>> START Recorded information

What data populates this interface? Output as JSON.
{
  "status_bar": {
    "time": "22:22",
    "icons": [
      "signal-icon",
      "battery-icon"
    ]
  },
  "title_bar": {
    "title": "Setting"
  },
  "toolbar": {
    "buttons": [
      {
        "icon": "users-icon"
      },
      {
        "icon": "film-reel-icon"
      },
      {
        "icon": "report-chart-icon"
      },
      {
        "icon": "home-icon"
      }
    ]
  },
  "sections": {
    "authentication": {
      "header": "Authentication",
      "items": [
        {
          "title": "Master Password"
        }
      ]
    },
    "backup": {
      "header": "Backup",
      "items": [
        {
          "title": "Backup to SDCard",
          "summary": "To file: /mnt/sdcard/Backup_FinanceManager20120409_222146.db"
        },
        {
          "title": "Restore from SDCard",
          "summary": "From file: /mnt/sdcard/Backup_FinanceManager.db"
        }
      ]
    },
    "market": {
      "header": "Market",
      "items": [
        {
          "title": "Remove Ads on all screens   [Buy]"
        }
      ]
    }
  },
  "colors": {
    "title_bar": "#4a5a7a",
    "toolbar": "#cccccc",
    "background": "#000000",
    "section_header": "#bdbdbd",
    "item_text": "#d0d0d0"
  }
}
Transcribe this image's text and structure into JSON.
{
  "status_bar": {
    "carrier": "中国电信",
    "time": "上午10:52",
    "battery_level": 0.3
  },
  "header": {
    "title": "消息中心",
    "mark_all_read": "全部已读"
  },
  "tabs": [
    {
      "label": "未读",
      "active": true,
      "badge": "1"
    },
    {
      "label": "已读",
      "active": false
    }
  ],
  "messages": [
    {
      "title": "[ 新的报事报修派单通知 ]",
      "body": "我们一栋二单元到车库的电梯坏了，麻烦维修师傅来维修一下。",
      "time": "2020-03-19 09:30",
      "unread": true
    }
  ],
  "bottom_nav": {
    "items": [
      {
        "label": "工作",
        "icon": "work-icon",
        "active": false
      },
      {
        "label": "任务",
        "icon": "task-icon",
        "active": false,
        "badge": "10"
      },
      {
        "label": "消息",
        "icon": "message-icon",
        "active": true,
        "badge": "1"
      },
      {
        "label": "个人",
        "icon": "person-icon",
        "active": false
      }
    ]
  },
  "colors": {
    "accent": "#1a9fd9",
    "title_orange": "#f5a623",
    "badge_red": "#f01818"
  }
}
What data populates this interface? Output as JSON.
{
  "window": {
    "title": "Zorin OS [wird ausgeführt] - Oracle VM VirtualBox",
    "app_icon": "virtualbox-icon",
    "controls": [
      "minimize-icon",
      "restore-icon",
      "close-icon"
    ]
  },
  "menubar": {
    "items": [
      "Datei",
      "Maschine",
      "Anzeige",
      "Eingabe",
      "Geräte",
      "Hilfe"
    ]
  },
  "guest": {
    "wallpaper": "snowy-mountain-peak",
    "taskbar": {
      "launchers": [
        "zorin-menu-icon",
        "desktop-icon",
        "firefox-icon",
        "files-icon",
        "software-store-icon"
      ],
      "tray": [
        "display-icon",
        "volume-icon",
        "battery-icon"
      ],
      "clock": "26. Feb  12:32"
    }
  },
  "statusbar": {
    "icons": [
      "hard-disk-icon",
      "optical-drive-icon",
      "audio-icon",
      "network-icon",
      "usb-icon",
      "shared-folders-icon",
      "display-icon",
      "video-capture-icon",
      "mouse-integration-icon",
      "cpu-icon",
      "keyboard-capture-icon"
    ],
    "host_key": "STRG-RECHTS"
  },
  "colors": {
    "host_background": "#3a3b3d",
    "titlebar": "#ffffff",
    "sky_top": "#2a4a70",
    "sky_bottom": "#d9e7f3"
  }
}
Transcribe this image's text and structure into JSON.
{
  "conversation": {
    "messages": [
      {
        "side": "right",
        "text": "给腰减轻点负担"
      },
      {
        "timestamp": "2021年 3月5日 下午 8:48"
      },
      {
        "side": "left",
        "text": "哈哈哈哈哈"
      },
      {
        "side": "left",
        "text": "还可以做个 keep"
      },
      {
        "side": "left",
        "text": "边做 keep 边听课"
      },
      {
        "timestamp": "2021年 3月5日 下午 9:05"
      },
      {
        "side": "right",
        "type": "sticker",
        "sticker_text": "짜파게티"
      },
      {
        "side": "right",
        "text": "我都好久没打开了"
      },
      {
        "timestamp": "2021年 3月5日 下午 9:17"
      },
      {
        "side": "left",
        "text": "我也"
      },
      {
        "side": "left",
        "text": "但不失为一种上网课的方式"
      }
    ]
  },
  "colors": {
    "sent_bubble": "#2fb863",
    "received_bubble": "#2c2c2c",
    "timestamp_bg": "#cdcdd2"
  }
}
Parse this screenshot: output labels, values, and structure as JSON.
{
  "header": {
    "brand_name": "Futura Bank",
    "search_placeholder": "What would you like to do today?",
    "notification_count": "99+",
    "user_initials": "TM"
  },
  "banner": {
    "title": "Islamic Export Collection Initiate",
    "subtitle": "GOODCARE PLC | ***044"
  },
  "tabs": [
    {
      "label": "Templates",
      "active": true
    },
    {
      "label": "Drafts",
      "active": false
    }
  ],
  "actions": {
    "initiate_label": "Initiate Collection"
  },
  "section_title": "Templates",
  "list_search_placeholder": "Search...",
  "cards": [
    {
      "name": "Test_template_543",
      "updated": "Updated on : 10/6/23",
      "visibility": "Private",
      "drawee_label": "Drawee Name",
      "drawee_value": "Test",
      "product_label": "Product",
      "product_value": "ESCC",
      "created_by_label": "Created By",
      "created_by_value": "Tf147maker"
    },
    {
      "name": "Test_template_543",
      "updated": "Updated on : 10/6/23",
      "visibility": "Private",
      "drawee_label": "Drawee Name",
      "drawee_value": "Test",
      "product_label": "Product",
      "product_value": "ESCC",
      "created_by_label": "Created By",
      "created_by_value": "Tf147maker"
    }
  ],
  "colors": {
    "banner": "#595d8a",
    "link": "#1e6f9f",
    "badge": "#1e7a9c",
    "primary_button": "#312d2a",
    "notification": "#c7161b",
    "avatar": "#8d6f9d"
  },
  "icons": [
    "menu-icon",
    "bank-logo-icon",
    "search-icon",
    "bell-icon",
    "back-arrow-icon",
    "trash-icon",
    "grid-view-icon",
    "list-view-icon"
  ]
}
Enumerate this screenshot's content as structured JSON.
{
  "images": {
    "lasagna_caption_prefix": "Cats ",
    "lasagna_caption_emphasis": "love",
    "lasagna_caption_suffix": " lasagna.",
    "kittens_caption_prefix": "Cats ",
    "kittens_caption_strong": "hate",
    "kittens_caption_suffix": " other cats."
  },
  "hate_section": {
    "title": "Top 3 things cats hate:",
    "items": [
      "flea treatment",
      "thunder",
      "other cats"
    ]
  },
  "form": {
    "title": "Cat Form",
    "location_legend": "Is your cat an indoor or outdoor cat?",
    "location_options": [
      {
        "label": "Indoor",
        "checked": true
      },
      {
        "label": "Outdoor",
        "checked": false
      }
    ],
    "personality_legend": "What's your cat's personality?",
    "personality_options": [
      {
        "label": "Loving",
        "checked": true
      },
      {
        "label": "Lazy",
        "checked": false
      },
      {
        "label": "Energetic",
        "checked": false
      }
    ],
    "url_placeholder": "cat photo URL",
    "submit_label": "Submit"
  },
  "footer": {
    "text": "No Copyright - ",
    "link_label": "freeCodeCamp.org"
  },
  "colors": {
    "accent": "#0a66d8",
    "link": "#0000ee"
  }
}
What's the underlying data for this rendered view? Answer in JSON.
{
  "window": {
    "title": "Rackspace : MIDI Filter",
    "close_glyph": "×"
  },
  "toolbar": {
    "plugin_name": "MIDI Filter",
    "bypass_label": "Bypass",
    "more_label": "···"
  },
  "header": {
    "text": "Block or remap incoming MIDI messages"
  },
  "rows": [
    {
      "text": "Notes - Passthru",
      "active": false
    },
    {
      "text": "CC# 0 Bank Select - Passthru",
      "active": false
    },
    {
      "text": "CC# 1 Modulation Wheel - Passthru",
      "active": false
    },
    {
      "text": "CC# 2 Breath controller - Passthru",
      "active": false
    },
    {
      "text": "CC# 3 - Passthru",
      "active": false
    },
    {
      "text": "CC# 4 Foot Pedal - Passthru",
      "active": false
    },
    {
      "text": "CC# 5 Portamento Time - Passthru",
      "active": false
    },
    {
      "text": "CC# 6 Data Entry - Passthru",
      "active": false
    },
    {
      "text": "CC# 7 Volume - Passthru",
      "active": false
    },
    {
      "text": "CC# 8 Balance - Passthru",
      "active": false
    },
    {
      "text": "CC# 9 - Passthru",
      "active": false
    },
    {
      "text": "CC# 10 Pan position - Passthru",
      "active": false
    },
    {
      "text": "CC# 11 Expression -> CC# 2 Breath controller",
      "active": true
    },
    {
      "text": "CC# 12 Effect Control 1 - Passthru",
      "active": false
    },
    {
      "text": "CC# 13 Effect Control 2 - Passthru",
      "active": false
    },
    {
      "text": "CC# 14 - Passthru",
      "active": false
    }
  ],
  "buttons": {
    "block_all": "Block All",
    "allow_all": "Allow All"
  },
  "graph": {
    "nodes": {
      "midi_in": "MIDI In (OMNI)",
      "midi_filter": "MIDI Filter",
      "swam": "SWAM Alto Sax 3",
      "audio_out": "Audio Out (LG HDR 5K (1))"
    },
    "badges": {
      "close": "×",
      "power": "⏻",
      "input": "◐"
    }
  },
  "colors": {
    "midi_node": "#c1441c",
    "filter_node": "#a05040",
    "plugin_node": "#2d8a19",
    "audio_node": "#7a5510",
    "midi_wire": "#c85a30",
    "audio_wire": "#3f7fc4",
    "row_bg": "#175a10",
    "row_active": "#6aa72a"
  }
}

>> END Recorded information

Stated task
Show the lines that mention the word "JSON".

The solution
What data populates this interface? Output as JSON.
Transcribe this image's text and structure into JSON.
What data populates this interface? Output as JSON.
Transcribe this image's text and structure into JSON.
Parse this screenshot: output labels, values, and structure as JSON.
Enumerate this screenshot's content as structured JSON.
What's the underlying data for this rendered view? Answer in JSON.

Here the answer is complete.